> _RAW DATA_:
·····

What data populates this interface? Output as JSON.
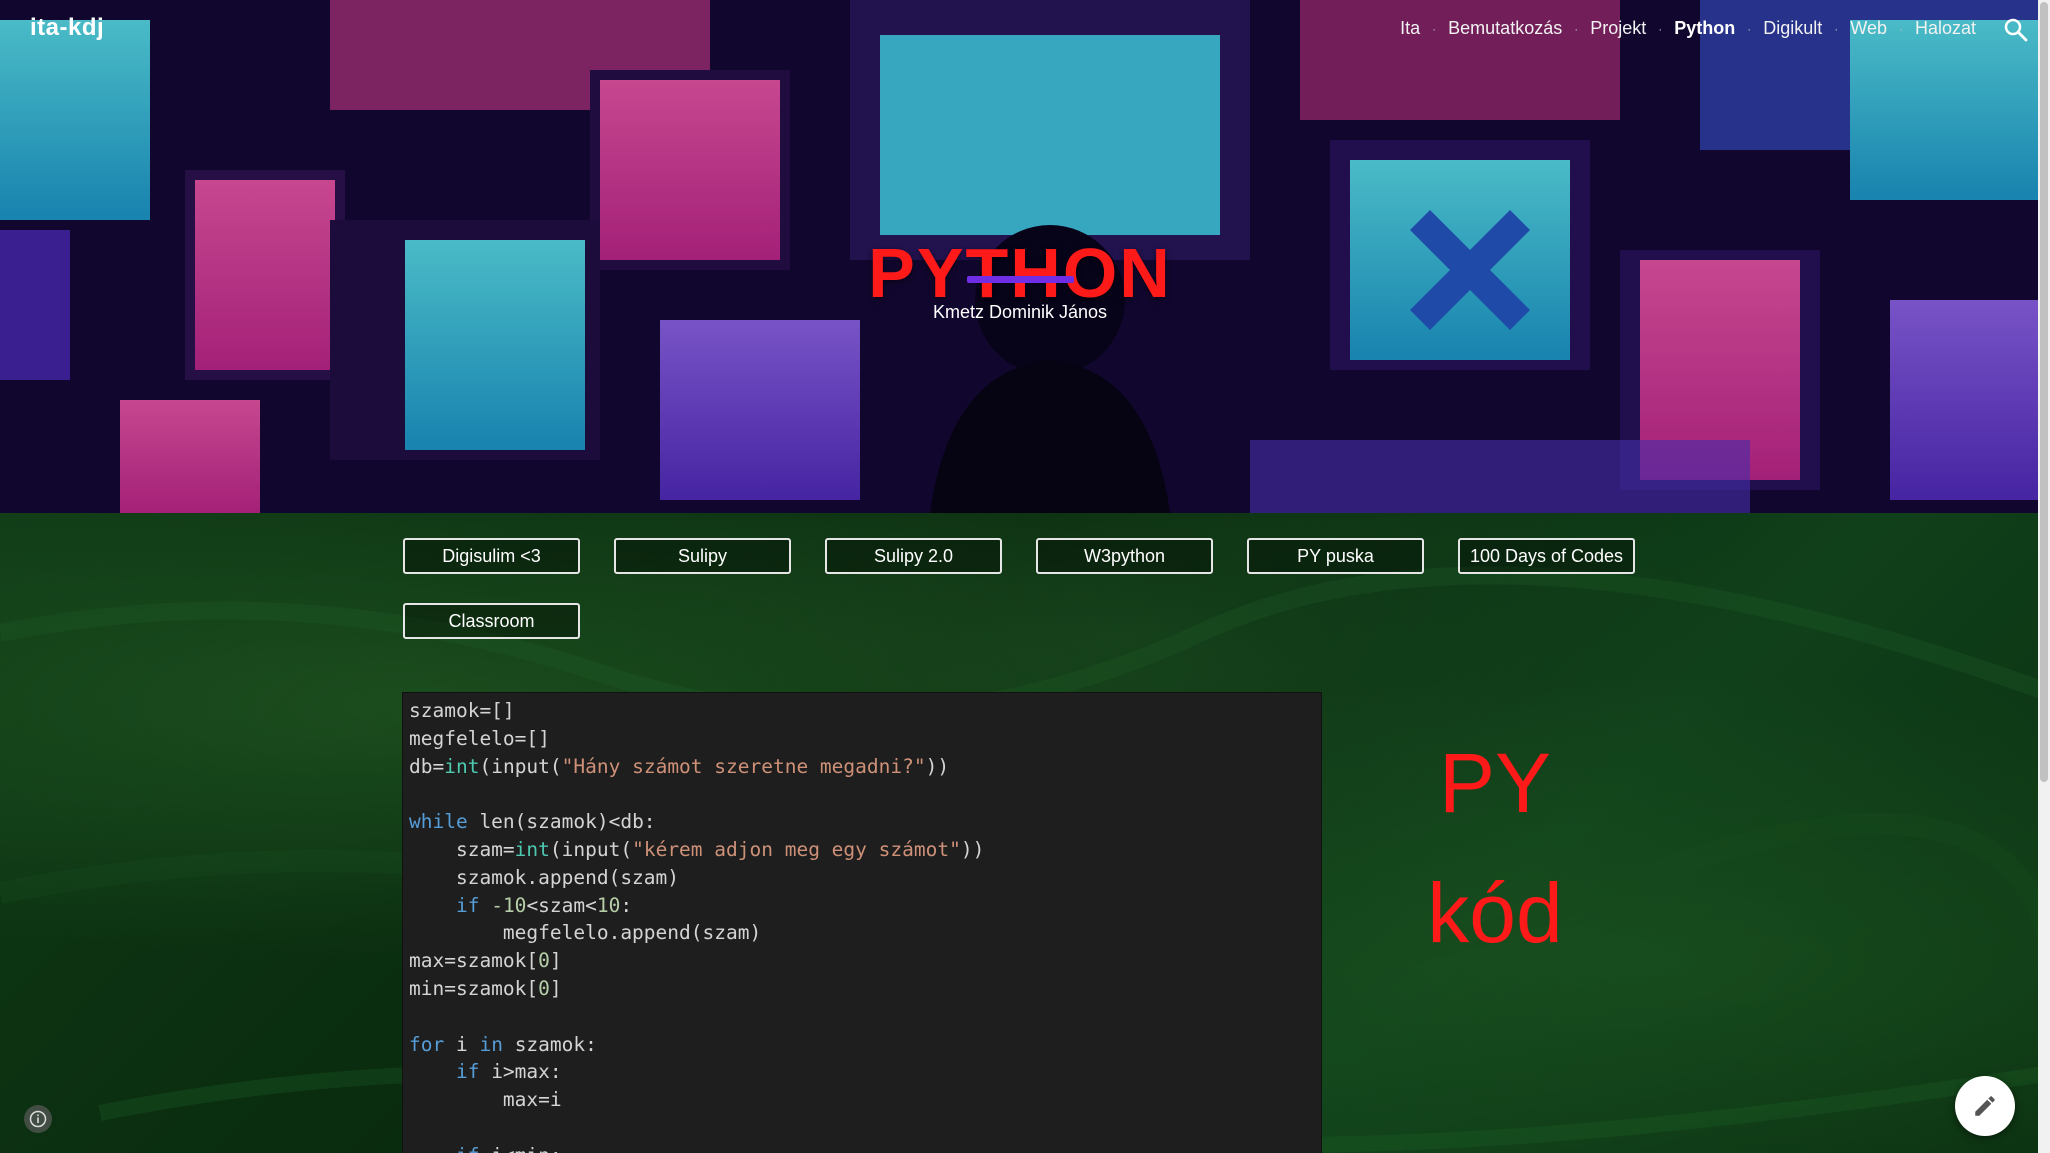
{
  "site": {
    "title": "ita-kdj"
  },
  "nav": {
    "items": [
      {
        "label": "Ita"
      },
      {
        "label": "Bemutatkozás"
      },
      {
        "label": "Projekt"
      },
      {
        "label": "Python",
        "active": true
      },
      {
        "label": "Digikult"
      },
      {
        "label": "Web"
      },
      {
        "label": "Halozat"
      }
    ],
    "separator": "·",
    "search_icon": "search-icon"
  },
  "hero": {
    "title": "PYTHON",
    "subtitle": "Kmetz Dominik János",
    "accent_color": "#ff1a1a",
    "underline_color": "#6f2ee6"
  },
  "buttons": [
    {
      "label": "Digisulim <3"
    },
    {
      "label": "Sulipy"
    },
    {
      "label": "Sulipy 2.0"
    },
    {
      "label": "W3python"
    },
    {
      "label": "PY puska"
    },
    {
      "label": "100 Days of Codes"
    },
    {
      "label": "Classroom"
    }
  ],
  "code": {
    "lines": [
      "szamok=[]",
      "megfelelo=[]",
      "db=int(input(\"Hány számot szeretne megadni?\"))",
      "",
      "while len(szamok)<db:",
      "    szam=int(input(\"kérem adjon meg egy számot\"))",
      "    szamok.append(szam)",
      "    if -10<szam<10:",
      "        megfelelo.append(szam)",
      "max=szamok[0]",
      "min=szamok[0]",
      "",
      "for i in szamok:",
      "    if i>max:",
      "        max=i",
      "",
      "    if i<min:"
    ]
  },
  "side_label": {
    "line1": "PY",
    "line2": "kód"
  },
  "floating": {
    "info_icon": "info-icon",
    "edit_icon": "pencil-icon"
  }
}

·····

> _WRITTEN EXERCISE_: Which lines above contain the word "append"? Copy each of them.

> _SOLUTION TO THE PROBLEM_:
      "    szamok.append(szam)",
      "        megfelelo.append(szam)",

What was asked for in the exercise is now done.